AIM OF THE TASK:
Only a number is wanted: how many lines of the entries include the string "notes"?

TASK INPUTS:
┄┄┄┄┄┄

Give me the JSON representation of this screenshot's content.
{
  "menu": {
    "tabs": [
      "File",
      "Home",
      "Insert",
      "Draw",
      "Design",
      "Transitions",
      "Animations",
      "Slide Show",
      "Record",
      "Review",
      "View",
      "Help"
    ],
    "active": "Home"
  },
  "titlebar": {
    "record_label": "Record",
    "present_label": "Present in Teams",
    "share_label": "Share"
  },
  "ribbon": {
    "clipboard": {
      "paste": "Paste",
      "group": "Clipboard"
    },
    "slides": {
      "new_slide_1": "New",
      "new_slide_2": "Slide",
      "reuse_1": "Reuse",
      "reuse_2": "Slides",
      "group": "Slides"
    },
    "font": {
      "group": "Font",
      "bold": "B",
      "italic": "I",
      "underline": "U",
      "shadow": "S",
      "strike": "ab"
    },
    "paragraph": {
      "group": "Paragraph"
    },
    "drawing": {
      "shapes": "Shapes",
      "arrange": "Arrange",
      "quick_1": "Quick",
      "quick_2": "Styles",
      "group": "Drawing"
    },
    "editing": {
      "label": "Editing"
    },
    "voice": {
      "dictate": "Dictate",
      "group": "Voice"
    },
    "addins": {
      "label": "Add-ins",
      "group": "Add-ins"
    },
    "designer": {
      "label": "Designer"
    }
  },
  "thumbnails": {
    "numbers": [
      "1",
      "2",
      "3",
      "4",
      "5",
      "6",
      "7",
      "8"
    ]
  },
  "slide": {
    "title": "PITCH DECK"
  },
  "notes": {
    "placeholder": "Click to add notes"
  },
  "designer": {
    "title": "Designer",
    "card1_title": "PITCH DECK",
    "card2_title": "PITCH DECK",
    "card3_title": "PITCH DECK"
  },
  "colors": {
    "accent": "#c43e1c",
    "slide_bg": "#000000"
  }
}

┄┄┄┄┄┄

WRITTEN RESPONSE:
2